**What to do:** Read the lines below. Copy out any that hold the string "considered".

**Records shown:**
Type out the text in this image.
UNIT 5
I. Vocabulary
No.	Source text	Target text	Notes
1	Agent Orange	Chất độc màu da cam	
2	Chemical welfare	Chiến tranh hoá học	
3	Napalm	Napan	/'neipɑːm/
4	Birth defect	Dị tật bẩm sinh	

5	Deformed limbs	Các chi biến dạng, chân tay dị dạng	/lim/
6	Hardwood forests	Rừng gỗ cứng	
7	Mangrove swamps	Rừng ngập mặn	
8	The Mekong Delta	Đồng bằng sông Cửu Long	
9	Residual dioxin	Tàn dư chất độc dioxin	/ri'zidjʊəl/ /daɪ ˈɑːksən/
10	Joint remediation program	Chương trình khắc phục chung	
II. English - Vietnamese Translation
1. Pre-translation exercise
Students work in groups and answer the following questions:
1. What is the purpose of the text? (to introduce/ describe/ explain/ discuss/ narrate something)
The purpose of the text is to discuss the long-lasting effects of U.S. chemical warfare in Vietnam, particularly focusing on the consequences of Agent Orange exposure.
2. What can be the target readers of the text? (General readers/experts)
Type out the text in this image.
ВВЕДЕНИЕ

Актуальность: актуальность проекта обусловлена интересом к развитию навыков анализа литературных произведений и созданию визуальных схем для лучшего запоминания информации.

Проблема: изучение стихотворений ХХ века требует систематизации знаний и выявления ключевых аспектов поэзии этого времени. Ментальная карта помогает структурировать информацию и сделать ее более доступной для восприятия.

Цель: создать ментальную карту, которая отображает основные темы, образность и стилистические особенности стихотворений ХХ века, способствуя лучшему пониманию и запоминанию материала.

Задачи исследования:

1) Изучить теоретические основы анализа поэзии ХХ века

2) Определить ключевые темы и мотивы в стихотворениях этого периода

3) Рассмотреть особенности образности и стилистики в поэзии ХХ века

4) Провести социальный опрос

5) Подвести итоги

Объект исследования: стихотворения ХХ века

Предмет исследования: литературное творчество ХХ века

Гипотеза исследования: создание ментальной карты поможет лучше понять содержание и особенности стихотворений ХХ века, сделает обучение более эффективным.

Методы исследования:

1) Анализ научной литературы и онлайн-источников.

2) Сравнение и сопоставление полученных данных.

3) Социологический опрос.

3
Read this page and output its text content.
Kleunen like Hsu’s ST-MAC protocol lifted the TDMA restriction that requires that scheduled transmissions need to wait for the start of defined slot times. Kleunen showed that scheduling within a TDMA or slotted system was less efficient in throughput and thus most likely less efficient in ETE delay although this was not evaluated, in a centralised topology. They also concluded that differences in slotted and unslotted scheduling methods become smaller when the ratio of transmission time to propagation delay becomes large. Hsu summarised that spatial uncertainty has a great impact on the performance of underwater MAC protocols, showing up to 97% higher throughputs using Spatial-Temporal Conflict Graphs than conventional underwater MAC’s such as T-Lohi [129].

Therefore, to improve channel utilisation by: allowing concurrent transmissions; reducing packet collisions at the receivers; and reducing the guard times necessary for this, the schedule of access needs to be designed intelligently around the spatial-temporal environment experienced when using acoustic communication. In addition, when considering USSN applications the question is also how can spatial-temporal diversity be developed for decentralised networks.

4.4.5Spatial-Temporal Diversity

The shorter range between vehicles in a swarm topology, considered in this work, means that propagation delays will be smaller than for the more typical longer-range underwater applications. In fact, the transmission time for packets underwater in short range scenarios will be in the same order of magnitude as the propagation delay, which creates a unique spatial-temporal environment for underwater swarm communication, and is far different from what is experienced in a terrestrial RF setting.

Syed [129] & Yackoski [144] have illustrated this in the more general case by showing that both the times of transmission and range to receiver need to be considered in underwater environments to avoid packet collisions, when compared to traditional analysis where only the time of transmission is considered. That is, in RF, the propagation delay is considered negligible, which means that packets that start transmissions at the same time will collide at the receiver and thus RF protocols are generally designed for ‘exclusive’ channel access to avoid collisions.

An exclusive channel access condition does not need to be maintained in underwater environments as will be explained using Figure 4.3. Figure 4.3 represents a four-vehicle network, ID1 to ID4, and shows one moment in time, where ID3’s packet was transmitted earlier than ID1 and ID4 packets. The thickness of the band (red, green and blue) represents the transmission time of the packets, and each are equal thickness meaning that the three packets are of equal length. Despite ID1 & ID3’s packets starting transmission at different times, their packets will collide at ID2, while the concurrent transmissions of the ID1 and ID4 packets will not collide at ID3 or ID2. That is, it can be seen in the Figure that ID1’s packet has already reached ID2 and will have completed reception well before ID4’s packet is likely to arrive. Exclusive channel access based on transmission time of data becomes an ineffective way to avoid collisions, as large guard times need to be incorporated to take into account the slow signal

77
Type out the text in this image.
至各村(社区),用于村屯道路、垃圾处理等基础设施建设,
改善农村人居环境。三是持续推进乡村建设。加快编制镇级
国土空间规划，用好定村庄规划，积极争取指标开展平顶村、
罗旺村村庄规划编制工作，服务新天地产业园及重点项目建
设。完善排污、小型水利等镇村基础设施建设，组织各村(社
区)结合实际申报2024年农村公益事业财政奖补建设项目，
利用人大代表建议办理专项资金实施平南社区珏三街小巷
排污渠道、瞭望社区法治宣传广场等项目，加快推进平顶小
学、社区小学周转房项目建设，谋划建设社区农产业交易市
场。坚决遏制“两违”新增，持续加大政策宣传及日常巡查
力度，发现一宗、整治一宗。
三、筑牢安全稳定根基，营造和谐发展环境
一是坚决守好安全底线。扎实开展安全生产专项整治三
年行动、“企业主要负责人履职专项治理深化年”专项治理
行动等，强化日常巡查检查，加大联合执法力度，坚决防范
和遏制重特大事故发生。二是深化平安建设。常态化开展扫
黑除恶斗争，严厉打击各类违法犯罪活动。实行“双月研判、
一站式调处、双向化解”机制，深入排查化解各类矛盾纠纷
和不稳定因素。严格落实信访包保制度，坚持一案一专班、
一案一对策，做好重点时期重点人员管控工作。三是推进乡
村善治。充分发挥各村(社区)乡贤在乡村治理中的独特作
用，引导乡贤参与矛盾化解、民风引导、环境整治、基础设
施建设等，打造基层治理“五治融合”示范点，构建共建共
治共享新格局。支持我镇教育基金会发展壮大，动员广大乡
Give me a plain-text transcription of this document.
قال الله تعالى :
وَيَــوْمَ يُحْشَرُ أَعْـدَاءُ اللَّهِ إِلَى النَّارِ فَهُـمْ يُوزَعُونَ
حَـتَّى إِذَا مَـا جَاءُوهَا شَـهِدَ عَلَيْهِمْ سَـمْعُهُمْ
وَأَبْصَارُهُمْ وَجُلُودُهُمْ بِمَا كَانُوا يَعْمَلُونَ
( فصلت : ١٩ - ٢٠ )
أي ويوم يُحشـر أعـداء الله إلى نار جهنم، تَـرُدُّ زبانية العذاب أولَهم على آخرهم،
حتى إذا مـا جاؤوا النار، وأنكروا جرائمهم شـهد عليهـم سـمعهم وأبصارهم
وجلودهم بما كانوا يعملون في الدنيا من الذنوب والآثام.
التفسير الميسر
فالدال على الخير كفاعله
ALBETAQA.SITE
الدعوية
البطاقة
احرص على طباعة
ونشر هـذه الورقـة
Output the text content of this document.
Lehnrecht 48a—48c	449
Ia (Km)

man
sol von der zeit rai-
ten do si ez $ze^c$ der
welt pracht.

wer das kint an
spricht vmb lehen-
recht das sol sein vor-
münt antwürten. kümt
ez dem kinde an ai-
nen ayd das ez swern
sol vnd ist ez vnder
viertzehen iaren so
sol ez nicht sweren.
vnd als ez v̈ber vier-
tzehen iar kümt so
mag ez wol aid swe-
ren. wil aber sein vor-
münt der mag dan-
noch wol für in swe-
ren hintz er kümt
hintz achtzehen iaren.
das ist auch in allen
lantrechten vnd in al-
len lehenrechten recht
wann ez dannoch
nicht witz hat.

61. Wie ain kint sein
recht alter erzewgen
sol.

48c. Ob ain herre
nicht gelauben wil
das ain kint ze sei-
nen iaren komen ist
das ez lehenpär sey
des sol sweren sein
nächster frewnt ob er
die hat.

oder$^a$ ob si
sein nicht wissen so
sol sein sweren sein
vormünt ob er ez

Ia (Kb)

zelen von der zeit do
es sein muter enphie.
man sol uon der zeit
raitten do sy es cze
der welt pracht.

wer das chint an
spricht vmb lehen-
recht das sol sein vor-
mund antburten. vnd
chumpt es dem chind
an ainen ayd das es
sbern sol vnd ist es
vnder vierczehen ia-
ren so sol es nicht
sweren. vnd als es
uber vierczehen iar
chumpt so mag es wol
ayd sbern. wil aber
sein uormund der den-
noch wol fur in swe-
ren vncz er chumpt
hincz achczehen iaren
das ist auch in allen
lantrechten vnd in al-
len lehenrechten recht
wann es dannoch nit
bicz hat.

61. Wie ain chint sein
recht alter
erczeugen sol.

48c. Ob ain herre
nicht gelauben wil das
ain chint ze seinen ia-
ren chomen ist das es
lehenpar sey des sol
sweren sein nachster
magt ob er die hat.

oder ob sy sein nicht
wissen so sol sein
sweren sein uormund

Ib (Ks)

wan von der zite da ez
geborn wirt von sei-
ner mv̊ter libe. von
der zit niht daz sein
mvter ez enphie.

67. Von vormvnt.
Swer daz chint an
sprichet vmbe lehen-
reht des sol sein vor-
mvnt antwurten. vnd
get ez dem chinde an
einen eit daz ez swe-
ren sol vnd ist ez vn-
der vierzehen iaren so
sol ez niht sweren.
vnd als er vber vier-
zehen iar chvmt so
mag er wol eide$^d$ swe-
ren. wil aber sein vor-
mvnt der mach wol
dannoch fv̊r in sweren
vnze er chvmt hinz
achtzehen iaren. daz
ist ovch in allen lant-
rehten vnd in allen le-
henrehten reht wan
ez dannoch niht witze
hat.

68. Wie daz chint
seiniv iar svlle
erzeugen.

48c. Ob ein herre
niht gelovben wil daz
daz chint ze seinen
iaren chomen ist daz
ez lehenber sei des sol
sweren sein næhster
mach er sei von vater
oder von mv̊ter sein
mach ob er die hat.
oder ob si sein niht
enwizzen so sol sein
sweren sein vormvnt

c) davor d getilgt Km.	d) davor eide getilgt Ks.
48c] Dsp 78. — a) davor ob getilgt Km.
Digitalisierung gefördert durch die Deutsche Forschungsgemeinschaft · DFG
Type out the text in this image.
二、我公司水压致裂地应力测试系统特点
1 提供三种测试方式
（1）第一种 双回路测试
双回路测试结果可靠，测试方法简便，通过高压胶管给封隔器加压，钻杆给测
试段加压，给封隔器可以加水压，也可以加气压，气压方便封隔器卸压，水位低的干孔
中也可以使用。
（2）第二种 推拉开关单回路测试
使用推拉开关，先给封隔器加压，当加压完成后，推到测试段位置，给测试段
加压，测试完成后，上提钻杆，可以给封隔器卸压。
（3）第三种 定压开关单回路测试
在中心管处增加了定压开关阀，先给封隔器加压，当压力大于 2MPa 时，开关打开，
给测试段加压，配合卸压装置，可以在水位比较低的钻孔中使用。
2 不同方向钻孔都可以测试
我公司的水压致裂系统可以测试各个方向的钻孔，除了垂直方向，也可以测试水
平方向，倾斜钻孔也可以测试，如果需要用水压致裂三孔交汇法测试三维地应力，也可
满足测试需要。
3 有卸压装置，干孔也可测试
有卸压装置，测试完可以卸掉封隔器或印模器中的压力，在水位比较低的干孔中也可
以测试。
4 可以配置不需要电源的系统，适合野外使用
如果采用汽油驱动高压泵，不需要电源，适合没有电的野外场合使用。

**Exercise answer:**
The shorter range between vehicles in a swarm topology, considered in this work, means that propagation delays will be smaller than for the more typical longer-range underwater applications. In fact, the transmission time for packets underwater in short range scenarios will be in the same order of magnitude as the propagation delay, which creates a unique spatial-temporal environment for underwater swarm communication, and is far different from what is experienced in a terrestrial RF setting.
Syed [129] & Yackoski [144] have illustrated this in the more general case by showing that both the times of transmission and range to receiver need to be considered in underwater environments to avoid packet collisions, when compared to traditional analysis where only the time of transmission is considered. That is, in RF, the propagation delay is considered negligible, which means that packets that start transmissions at the same time will collide at the receiver and thus RF protocols are generally designed for ‘exclusive’ channel access to avoid collisions.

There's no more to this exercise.